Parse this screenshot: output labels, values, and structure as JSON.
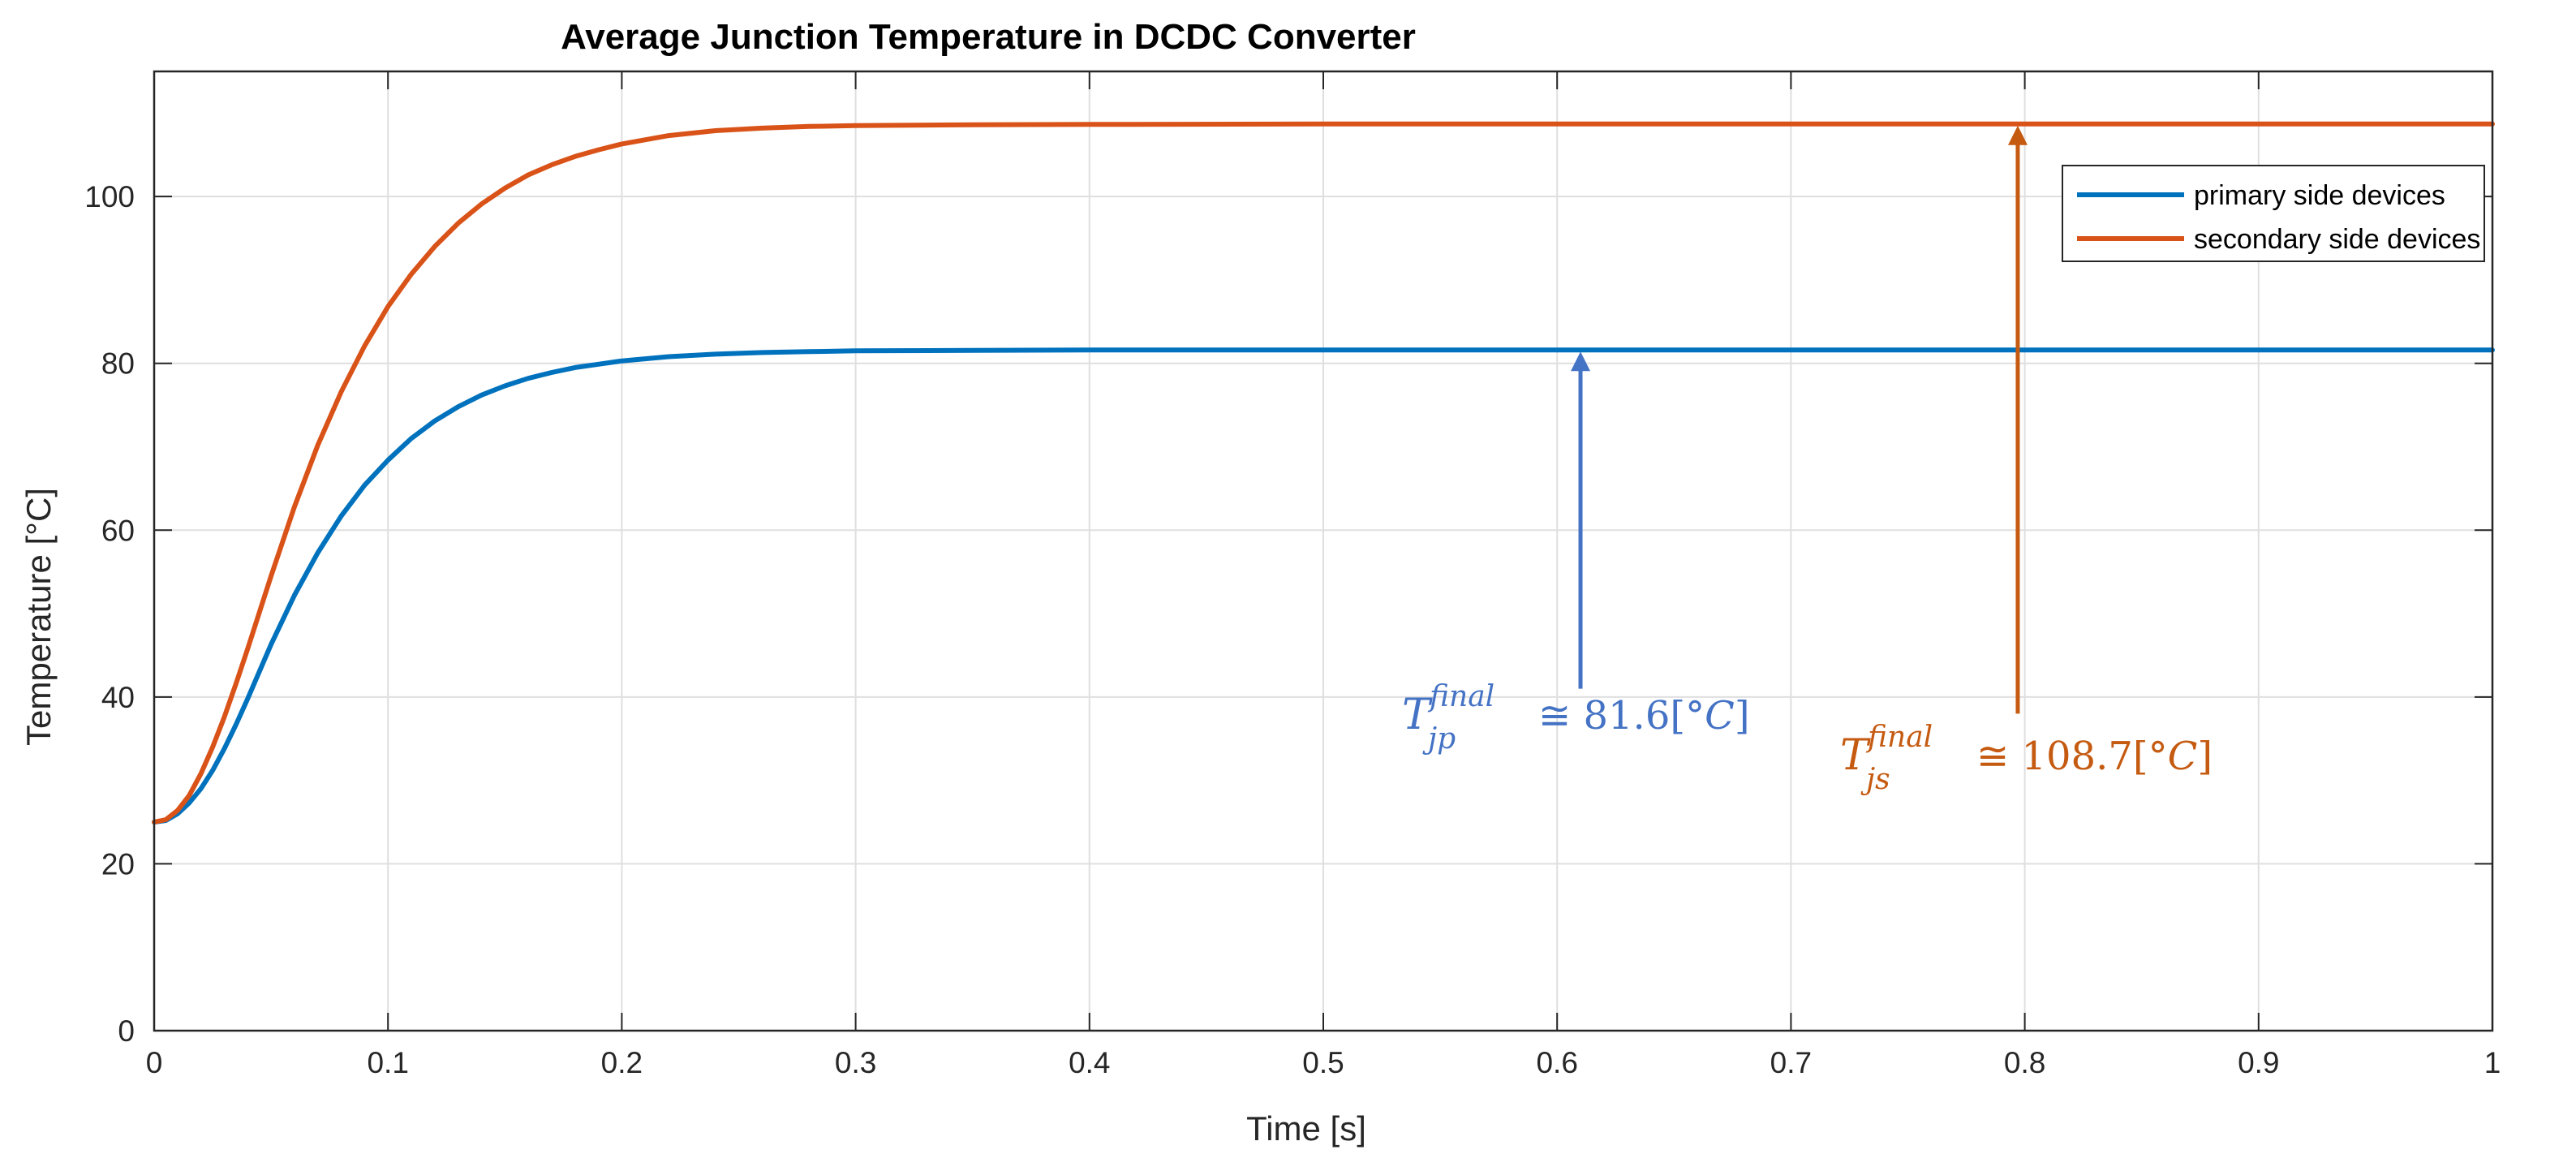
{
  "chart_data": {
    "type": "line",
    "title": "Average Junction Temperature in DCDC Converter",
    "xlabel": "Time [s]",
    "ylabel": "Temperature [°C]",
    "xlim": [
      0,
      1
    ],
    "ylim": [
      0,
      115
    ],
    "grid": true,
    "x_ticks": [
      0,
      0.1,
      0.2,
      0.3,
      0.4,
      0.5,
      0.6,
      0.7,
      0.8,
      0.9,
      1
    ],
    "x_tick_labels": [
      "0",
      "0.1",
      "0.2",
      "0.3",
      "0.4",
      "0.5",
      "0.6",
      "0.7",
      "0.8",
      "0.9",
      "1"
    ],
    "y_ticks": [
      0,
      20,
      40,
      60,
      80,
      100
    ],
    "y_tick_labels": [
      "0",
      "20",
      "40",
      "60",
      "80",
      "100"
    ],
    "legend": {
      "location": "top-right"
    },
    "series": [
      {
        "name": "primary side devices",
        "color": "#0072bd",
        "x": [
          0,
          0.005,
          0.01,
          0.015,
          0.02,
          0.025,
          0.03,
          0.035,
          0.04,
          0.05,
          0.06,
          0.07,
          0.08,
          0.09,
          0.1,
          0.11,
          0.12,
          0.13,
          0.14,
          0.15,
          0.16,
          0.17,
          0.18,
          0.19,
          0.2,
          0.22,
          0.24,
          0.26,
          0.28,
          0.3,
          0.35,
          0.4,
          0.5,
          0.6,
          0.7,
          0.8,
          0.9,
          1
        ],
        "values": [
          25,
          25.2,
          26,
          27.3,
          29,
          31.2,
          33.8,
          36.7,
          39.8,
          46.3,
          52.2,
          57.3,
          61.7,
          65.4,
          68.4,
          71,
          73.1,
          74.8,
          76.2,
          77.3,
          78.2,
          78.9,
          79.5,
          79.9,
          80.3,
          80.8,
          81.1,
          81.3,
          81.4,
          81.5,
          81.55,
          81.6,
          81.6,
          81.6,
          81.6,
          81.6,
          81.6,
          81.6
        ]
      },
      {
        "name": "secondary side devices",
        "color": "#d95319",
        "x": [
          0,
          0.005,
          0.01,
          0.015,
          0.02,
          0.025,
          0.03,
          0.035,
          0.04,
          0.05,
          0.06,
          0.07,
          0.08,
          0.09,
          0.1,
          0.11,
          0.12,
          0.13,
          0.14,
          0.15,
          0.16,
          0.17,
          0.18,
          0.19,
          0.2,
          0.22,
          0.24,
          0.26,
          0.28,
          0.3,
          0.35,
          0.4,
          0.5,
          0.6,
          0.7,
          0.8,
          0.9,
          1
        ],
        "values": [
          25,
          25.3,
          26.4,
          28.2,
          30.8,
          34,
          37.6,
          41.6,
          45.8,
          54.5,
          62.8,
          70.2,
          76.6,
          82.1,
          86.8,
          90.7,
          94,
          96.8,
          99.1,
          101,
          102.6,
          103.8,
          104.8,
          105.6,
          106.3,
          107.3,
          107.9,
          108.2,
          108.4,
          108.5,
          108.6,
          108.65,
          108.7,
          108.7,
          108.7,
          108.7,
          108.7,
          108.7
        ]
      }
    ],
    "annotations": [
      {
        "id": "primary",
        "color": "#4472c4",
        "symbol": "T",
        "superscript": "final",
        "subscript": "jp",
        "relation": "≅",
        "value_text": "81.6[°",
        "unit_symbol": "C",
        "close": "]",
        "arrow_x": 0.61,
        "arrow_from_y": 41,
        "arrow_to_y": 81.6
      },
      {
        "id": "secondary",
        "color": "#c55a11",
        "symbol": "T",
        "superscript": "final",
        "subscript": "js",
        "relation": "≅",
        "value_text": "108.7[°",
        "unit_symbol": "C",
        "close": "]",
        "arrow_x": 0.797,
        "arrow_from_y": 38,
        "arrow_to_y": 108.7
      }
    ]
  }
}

...

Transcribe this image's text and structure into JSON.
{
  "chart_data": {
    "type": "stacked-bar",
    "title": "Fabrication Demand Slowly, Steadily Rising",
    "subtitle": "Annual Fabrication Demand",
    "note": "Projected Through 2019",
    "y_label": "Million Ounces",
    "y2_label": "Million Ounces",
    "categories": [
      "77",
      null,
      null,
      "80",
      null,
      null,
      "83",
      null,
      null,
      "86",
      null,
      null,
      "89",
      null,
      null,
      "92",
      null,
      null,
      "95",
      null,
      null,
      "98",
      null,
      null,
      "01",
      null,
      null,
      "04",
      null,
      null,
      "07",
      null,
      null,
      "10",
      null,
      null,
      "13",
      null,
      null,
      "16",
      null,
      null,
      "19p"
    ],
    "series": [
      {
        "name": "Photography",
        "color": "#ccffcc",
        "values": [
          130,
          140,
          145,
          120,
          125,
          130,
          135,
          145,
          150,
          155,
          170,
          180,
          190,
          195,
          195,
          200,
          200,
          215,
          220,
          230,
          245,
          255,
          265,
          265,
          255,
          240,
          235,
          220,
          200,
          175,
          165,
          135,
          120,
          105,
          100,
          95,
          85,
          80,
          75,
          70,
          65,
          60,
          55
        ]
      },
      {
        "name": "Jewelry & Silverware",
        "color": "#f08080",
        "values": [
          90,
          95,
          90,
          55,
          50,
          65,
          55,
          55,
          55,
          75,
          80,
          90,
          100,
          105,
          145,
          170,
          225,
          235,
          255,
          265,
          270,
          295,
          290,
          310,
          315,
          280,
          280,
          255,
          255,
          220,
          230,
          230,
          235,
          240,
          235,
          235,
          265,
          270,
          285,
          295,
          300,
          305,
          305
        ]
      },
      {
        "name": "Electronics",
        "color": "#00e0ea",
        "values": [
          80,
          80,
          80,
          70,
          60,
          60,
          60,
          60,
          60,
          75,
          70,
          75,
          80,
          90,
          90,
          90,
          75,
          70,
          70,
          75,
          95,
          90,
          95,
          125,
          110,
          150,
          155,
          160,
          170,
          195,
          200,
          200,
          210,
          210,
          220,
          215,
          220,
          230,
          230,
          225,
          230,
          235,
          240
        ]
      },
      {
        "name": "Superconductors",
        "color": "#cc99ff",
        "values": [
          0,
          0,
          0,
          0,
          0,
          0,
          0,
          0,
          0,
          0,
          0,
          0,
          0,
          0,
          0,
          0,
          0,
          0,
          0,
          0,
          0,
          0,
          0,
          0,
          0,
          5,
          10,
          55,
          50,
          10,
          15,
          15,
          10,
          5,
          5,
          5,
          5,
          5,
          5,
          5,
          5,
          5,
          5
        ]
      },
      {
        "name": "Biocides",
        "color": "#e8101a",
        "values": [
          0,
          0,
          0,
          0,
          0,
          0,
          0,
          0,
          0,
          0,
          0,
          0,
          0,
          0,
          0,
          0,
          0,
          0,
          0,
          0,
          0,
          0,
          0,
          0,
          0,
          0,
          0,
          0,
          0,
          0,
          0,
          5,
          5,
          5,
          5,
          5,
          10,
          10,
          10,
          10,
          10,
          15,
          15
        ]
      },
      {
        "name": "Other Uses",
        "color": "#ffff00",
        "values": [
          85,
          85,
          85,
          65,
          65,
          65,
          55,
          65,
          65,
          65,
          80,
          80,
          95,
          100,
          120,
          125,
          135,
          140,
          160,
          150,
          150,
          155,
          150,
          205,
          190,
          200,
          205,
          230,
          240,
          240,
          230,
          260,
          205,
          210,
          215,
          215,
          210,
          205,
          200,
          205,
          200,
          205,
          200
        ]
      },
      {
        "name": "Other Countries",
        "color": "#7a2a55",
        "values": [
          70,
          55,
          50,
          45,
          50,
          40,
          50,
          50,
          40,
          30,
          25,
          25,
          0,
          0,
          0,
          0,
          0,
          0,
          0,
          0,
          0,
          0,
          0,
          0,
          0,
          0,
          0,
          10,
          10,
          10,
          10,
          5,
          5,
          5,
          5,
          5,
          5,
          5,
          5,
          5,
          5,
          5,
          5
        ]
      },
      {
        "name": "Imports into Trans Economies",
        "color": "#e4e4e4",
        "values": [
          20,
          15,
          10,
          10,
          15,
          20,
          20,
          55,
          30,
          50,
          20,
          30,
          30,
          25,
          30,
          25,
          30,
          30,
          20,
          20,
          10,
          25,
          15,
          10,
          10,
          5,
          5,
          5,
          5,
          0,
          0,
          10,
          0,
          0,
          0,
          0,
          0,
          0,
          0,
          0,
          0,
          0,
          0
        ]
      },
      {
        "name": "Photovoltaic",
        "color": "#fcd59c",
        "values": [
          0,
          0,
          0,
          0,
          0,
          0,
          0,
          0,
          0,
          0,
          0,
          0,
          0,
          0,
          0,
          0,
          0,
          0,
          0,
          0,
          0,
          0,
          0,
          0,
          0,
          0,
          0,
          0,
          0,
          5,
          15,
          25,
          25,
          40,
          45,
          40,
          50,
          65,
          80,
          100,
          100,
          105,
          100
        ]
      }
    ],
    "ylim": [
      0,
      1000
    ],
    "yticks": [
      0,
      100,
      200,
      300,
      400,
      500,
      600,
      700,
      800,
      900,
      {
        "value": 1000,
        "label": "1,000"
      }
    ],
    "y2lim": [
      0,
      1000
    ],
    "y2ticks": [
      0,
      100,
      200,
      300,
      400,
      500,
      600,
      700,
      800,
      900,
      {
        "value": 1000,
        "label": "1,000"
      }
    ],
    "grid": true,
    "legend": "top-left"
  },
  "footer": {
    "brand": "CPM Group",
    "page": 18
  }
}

▸ **WHAT IS REQUIRED**
Copy all lines of the material above where the string "devices" occurs.

▸ **REPLY TO THE TASK**
        "name": "primary side devices",
        "name": "secondary side devices",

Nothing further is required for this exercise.